◆ **PROBLEM TO WORK ON**
Copy out all lines of the records in which the word "type" appears.

-=-=-

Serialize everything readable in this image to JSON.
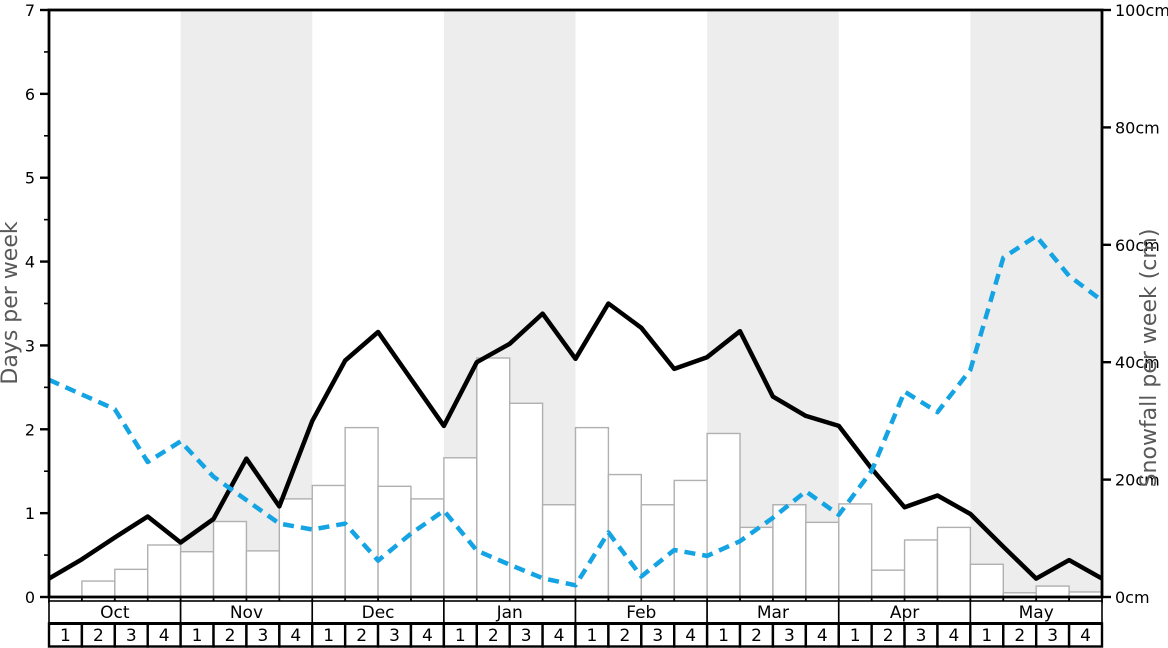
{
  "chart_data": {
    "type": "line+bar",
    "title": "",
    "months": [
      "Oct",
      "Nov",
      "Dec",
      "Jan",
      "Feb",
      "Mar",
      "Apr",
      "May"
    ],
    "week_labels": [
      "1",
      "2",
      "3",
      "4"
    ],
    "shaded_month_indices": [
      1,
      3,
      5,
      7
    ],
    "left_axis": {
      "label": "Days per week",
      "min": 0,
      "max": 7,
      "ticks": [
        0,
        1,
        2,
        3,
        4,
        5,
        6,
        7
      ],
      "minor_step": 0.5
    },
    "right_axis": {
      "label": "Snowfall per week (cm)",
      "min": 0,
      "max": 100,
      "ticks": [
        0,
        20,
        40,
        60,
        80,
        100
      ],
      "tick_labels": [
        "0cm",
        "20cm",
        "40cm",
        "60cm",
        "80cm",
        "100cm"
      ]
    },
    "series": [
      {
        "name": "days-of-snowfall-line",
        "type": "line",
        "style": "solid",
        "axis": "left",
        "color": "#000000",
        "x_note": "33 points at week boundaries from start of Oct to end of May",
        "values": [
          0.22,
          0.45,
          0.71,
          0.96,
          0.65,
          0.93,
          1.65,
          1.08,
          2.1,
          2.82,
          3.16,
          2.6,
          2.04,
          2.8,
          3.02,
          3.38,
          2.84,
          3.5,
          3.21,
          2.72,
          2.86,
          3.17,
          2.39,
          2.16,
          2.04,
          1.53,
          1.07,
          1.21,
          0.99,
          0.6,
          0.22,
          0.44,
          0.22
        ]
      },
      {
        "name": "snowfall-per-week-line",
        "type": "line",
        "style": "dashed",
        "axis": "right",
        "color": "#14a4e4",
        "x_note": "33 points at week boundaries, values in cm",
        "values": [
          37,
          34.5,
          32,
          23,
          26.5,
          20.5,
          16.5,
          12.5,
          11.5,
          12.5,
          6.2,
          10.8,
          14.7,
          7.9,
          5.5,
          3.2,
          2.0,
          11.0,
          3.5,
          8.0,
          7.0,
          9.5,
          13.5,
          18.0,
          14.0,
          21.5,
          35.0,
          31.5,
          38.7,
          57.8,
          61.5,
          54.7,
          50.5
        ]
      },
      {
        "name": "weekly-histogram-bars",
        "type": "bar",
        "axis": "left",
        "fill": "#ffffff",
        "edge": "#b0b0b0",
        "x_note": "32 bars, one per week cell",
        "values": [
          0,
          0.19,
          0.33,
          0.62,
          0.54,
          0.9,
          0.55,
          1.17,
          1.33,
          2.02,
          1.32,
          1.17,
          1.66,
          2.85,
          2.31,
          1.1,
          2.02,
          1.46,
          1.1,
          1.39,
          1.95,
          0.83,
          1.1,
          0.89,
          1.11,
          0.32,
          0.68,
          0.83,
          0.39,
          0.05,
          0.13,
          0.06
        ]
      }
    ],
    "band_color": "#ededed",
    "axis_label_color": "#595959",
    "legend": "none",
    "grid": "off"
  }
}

-=-=-

◆ **RESULT OF THE EXERCISE**
    "type": "line+bar",
        "type": "line",
        "type": "line",
        "type": "bar",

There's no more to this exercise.